**THE TASK**
All of the lines below are to be printed again exactly; images are excluded from the output.

**GIVEN INFORMATION**
════════
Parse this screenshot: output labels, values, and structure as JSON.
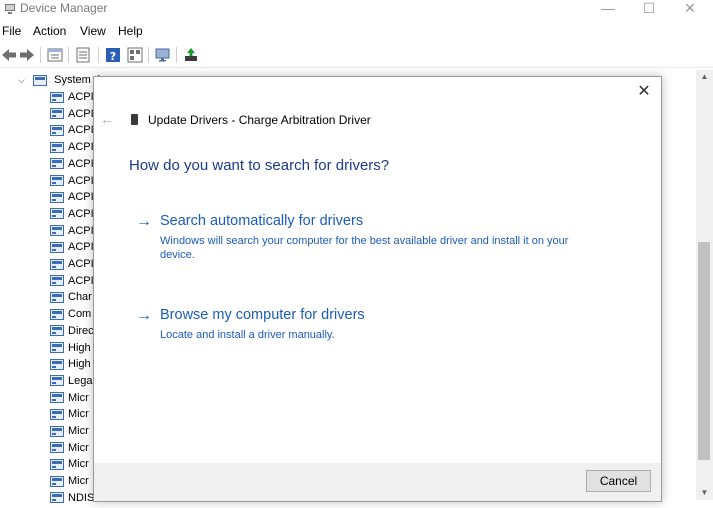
{
  "window": {
    "title": "Device Manager",
    "minimize": "—",
    "maximize": "☐",
    "close": "✕"
  },
  "menu": [
    "File",
    "Action",
    "View",
    "Help"
  ],
  "tree": {
    "root_label": "System d",
    "items": [
      "ACPI",
      "ACPI",
      "ACPI",
      "ACPI",
      "ACPI",
      "ACPI",
      "ACPI",
      "ACPI",
      "ACPI",
      "ACPI",
      "ACPI",
      "ACPI",
      "Char",
      "Com",
      "Direc",
      "High",
      "High",
      "Lega",
      "Micr",
      "Micr",
      "Micr",
      "Micr",
      "Micr",
      "Micr",
      "NDIS"
    ]
  },
  "dialog": {
    "close": "✕",
    "back": "←",
    "header": "Update Drivers - Charge Arbitration Driver",
    "question": "How do you want to search for drivers?",
    "options": [
      {
        "arrow": "→",
        "title": "Search automatically for drivers",
        "desc": "Windows will search your computer for the best available driver and install it on your device."
      },
      {
        "arrow": "→",
        "title": "Browse my computer for drivers",
        "desc": "Locate and install a driver manually."
      }
    ],
    "cancel": "Cancel"
  },
  "scrollbar": {
    "up": "▲",
    "down": "▼"
  },
  "colors": {
    "link_blue": "#1c5cb8",
    "heading_blue": "#1e3a8a",
    "footer_bg": "#f0f0f0"
  }
}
════════
**COMPLETE ANSWER**
Parse this screenshot: output labels, values, and structure as JSON.
{
  "window": {
    "title": "Device Manager",
    "minimize": "—",
    "maximize": "☐",
    "close": "✕"
  },
  "menu": [
    "File",
    "Action",
    "View",
    "Help"
  ],
  "tree": {
    "root_label": "System d",
    "items": [
      "ACPI",
      "ACPI",
      "ACPI",
      "ACPI",
      "ACPI",
      "ACPI",
      "ACPI",
      "ACPI",
      "ACPI",
      "ACPI",
      "ACPI",
      "ACPI",
      "Char",
      "Com",
      "Direc",
      "High",
      "High",
      "Lega",
      "Micr",
      "Micr",
      "Micr",
      "Micr",
      "Micr",
      "Micr",
      "NDIS"
    ]
  },
  "dialog": {
    "close": "✕",
    "back": "←",
    "header": "Update Drivers - Charge Arbitration Driver",
    "question": "How do you want to search for drivers?",
    "options": [
      {
        "arrow": "→",
        "title": "Search automatically for drivers",
        "desc": "Windows will search your computer for the best available driver and install it on your device."
      },
      {
        "arrow": "→",
        "title": "Browse my computer for drivers",
        "desc": "Locate and install a driver manually."
      }
    ],
    "cancel": "Cancel"
  },
  "scrollbar": {
    "up": "▲",
    "down": "▼"
  },
  "colors": {
    "link_blue": "#1c5cb8",
    "heading_blue": "#1e3a8a",
    "footer_bg": "#f0f0f0"
  }
}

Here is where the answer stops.